- [Your task]
Within the listing below, locate all lines containing the word "October". Copy each one.

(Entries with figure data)
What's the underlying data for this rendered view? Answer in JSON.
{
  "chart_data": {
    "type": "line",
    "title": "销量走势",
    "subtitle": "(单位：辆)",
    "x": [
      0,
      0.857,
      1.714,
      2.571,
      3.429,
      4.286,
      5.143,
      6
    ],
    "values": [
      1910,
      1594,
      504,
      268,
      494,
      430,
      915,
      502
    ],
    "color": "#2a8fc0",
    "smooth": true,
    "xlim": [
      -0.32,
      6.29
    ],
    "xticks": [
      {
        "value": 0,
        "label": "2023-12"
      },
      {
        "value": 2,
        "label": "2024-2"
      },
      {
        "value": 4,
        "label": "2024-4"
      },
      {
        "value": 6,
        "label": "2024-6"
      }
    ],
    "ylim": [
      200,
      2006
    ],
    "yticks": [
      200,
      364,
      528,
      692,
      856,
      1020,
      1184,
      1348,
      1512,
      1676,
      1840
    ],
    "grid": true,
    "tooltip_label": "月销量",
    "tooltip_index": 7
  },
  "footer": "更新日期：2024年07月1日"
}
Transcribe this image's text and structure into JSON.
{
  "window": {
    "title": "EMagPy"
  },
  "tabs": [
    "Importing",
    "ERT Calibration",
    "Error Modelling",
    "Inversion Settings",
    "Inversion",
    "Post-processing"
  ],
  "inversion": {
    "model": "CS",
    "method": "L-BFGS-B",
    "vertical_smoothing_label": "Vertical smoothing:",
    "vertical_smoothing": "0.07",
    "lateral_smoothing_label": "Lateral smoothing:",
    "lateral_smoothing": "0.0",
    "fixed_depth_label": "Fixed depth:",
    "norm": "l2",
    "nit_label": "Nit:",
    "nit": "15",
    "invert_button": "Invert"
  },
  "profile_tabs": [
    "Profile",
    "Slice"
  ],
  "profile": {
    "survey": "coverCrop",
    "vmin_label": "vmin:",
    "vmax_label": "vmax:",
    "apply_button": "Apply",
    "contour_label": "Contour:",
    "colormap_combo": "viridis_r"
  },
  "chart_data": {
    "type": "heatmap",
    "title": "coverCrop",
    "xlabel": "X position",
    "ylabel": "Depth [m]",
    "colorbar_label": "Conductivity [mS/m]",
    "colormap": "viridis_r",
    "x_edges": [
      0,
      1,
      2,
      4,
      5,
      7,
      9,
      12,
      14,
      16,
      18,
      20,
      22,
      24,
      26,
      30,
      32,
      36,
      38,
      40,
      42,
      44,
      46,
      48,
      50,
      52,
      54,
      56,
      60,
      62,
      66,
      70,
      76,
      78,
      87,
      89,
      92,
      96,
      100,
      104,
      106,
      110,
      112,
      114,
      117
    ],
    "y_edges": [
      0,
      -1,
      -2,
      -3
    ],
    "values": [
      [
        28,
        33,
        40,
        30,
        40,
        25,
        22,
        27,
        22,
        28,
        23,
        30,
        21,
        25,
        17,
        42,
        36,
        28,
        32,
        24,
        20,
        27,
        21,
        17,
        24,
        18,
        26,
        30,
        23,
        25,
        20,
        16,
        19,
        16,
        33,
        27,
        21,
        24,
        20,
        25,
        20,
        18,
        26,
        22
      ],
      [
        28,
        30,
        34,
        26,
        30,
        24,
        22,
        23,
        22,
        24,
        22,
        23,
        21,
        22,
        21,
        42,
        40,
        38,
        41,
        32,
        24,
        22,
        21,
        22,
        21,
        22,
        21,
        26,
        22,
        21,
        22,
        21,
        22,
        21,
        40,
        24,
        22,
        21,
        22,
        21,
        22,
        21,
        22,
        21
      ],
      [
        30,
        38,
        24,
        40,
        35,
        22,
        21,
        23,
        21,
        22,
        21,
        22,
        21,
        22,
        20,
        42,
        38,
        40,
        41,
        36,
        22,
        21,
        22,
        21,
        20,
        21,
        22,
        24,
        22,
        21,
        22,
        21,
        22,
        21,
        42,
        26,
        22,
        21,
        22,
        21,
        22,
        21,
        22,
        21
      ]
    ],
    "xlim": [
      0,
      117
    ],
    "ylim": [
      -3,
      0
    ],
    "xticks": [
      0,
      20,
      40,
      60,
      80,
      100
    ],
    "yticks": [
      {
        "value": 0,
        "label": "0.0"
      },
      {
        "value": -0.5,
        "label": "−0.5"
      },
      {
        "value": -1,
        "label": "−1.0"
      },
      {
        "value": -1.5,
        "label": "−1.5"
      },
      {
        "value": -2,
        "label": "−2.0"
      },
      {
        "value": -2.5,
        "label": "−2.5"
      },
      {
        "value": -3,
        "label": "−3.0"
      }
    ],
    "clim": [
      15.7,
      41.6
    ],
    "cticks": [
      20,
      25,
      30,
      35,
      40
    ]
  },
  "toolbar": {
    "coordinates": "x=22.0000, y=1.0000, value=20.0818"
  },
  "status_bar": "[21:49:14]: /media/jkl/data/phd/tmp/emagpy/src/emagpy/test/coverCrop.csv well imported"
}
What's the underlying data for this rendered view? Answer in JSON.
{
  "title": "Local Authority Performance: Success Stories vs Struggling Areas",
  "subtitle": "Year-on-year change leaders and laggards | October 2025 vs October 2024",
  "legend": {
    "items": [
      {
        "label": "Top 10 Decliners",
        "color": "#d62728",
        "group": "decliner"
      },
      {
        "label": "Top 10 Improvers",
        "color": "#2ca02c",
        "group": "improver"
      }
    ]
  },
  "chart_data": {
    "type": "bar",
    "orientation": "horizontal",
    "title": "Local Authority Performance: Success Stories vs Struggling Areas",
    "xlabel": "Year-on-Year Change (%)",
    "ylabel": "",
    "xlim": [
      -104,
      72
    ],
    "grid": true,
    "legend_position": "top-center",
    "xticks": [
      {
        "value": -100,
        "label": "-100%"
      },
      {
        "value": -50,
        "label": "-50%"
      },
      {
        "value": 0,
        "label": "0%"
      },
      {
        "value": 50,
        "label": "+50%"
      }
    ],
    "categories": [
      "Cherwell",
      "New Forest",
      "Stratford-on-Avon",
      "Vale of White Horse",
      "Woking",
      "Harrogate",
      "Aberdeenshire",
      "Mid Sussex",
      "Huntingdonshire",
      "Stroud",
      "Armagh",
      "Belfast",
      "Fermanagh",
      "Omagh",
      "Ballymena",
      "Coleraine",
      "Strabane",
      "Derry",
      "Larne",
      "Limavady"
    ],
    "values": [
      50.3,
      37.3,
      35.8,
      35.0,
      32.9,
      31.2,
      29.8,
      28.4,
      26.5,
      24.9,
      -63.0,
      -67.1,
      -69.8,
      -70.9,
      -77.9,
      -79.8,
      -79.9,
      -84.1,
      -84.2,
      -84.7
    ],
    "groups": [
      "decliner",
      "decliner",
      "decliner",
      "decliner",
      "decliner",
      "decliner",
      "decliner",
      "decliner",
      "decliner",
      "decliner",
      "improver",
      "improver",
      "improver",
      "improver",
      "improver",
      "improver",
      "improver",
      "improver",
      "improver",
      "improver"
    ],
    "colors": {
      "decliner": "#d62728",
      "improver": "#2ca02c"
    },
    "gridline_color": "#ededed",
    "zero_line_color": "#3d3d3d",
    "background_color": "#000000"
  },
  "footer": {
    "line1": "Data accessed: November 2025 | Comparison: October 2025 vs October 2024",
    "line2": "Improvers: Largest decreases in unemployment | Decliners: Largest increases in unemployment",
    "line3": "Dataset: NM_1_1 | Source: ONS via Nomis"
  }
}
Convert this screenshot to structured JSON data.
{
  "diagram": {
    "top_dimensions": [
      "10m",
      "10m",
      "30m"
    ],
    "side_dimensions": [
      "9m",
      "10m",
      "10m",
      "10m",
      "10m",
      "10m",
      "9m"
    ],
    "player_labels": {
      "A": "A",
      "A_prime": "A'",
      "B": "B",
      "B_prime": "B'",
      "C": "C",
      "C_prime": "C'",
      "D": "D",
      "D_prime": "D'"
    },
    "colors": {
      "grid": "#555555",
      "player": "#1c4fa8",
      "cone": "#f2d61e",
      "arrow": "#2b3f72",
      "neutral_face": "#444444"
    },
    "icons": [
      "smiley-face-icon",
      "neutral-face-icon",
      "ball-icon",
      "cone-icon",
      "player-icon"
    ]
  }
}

- [Solved exercise]
  "subtitle": "Year-on-year change leaders and laggards | October 2025 vs October 2024",
    "line1": "Data accessed: November 2025 | Comparison: October 2025 vs October 2024",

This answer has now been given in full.